STORED ROWS>
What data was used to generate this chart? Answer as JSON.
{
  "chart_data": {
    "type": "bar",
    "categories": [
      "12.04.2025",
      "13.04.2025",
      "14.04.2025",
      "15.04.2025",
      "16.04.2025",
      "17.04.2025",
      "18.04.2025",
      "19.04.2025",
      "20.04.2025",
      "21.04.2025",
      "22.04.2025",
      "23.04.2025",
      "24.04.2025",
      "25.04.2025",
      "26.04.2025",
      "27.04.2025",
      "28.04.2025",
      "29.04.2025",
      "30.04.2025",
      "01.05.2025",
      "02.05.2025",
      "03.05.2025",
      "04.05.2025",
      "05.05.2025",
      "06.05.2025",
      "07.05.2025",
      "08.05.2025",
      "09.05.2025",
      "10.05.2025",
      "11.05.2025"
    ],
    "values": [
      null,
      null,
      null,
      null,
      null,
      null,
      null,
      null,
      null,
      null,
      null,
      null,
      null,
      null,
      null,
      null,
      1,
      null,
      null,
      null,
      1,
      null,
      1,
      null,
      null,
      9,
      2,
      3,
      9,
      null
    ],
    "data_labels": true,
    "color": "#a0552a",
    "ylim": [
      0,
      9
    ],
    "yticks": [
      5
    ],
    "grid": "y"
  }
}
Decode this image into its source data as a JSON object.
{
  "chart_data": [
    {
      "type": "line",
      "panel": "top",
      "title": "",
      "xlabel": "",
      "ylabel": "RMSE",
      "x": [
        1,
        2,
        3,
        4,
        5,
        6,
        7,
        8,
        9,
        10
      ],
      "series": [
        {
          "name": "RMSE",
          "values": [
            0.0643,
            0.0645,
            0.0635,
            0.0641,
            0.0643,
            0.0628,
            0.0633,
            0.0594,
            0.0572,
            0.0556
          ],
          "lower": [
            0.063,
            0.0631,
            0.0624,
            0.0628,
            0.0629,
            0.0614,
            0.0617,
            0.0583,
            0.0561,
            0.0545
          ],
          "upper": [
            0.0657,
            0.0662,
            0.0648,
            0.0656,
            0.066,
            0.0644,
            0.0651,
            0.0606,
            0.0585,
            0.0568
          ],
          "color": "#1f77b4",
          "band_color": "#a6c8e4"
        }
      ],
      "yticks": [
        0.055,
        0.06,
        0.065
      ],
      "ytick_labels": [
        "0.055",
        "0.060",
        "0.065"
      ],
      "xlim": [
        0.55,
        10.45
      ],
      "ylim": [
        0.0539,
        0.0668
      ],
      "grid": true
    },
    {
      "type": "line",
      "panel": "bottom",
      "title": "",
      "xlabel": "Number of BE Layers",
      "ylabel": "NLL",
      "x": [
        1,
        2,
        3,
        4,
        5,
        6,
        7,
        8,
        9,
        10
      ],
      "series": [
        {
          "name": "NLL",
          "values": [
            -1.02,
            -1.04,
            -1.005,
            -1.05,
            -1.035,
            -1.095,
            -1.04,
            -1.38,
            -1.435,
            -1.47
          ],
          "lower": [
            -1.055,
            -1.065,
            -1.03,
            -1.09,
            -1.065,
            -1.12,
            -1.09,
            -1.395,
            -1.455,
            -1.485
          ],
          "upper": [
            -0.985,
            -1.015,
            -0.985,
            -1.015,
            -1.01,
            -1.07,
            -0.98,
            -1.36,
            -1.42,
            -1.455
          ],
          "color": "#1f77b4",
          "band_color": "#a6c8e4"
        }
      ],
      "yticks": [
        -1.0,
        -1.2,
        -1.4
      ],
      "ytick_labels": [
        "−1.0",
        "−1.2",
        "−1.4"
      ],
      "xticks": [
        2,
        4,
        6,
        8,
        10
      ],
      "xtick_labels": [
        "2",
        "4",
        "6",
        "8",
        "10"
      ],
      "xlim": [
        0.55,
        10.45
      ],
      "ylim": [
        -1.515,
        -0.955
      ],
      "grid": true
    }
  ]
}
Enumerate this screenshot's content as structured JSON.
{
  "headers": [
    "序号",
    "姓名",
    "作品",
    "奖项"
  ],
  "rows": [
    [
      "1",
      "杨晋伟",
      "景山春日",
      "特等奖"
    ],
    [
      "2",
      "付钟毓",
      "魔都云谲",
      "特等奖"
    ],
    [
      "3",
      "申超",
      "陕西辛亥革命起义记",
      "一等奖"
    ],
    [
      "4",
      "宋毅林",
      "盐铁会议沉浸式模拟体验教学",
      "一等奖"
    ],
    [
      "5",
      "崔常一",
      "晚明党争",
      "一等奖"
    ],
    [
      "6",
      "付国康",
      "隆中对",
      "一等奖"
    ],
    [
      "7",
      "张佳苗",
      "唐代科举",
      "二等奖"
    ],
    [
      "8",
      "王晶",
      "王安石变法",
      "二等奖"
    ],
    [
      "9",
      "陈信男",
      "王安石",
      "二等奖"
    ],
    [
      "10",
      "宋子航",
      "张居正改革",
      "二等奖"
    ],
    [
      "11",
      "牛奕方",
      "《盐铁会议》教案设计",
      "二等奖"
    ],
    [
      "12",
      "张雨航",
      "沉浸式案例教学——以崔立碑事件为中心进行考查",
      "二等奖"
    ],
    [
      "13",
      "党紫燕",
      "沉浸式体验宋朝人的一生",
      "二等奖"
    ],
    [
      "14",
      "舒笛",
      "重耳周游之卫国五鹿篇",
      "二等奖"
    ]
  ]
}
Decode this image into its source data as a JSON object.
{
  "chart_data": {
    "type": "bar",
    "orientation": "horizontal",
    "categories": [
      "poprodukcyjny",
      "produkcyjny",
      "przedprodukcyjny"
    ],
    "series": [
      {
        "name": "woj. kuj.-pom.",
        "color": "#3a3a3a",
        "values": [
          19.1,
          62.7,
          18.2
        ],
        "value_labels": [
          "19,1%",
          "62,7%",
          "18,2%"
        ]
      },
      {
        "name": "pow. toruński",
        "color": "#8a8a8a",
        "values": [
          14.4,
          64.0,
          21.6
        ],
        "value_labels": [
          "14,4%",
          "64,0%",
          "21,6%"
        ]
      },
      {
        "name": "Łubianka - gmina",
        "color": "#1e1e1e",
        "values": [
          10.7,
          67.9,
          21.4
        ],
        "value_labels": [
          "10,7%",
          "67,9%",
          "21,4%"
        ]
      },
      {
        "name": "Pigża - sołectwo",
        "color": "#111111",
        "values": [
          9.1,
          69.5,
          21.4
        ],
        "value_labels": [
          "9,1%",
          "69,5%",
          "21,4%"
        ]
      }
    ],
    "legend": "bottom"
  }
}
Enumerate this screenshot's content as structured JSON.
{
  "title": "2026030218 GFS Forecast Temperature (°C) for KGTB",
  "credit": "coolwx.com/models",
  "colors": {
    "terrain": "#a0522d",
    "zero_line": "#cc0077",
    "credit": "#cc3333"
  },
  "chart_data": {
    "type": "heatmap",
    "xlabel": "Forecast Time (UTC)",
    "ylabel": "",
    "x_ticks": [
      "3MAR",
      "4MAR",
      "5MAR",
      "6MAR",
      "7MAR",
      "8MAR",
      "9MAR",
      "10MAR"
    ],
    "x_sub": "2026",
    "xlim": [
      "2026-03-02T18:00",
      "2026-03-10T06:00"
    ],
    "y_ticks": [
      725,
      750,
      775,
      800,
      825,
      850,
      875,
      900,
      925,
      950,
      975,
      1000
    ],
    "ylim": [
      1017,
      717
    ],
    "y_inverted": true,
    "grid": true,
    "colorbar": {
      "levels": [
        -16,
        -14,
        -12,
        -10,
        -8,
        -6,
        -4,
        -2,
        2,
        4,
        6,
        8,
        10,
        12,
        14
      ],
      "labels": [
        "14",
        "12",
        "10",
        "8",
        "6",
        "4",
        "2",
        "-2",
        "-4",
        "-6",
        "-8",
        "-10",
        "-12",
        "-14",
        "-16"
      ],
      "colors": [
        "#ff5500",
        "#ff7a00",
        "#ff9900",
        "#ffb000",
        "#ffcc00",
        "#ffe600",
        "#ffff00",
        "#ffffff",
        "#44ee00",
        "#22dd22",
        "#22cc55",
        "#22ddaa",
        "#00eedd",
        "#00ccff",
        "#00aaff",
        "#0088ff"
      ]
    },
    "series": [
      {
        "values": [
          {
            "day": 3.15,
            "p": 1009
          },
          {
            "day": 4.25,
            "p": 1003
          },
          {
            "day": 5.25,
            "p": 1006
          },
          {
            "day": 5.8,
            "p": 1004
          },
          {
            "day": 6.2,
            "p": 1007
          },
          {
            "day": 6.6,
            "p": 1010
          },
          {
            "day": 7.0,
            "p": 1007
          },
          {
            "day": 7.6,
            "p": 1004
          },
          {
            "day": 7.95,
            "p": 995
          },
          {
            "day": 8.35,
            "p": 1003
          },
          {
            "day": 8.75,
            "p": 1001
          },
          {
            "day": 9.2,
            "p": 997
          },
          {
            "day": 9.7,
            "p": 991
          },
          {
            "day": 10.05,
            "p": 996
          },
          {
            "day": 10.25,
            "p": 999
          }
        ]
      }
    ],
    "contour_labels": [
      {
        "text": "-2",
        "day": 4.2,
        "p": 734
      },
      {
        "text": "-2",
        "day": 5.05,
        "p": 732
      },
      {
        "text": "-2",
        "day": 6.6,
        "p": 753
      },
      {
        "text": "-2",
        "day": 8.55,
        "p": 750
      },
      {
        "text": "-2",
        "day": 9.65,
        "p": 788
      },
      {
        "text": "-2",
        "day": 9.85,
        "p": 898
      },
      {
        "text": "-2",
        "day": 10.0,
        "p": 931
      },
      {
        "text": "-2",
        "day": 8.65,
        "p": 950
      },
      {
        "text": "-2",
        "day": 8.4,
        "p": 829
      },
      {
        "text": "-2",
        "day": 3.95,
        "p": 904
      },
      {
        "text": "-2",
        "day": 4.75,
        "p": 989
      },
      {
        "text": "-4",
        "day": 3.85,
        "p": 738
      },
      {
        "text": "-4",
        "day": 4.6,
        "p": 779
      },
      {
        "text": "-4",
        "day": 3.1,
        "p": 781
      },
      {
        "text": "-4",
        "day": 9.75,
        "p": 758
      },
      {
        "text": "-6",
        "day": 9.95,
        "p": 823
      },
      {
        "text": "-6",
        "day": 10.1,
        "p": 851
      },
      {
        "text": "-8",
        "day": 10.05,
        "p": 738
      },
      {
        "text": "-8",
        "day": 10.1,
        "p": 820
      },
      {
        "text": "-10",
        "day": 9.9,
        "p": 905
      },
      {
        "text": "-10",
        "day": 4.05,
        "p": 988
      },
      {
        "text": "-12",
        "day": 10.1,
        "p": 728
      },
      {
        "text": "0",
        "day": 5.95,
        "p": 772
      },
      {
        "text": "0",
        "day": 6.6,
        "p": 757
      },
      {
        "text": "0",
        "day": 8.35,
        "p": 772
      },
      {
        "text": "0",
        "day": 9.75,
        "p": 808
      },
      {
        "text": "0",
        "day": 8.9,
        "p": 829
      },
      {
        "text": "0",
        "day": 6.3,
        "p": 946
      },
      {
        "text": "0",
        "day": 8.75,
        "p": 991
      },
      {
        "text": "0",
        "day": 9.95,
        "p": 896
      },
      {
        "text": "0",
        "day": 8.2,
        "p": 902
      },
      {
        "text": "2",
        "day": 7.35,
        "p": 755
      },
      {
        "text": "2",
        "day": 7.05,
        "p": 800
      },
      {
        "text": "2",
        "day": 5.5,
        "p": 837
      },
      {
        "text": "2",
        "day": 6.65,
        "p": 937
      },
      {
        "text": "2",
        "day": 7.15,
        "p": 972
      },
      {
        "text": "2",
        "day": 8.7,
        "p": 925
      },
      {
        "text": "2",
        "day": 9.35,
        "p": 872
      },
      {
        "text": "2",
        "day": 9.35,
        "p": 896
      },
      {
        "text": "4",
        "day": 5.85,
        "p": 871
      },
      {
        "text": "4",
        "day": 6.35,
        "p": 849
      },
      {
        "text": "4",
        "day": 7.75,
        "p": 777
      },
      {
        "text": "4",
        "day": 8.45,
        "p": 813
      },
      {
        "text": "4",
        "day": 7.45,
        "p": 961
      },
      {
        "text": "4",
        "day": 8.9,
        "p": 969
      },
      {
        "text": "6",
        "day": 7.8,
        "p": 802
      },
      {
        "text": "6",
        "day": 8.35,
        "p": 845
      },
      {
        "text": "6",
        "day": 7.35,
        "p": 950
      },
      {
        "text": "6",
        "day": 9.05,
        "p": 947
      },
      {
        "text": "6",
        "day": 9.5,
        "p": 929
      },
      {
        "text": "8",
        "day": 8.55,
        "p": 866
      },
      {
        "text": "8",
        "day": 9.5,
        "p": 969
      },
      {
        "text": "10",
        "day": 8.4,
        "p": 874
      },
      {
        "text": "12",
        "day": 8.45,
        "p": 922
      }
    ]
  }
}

AIM> In the listing, find every line containing the word "name" and list it.

RESULT OF THE TASK>
          "name": "RMSE",
          "name": "NLL",
        "name": "woj. kuj.-pom.",
        "name": "pow. toruński",
        "name": "Łubianka - gmina",
        "name": "Pigża - sołectwo",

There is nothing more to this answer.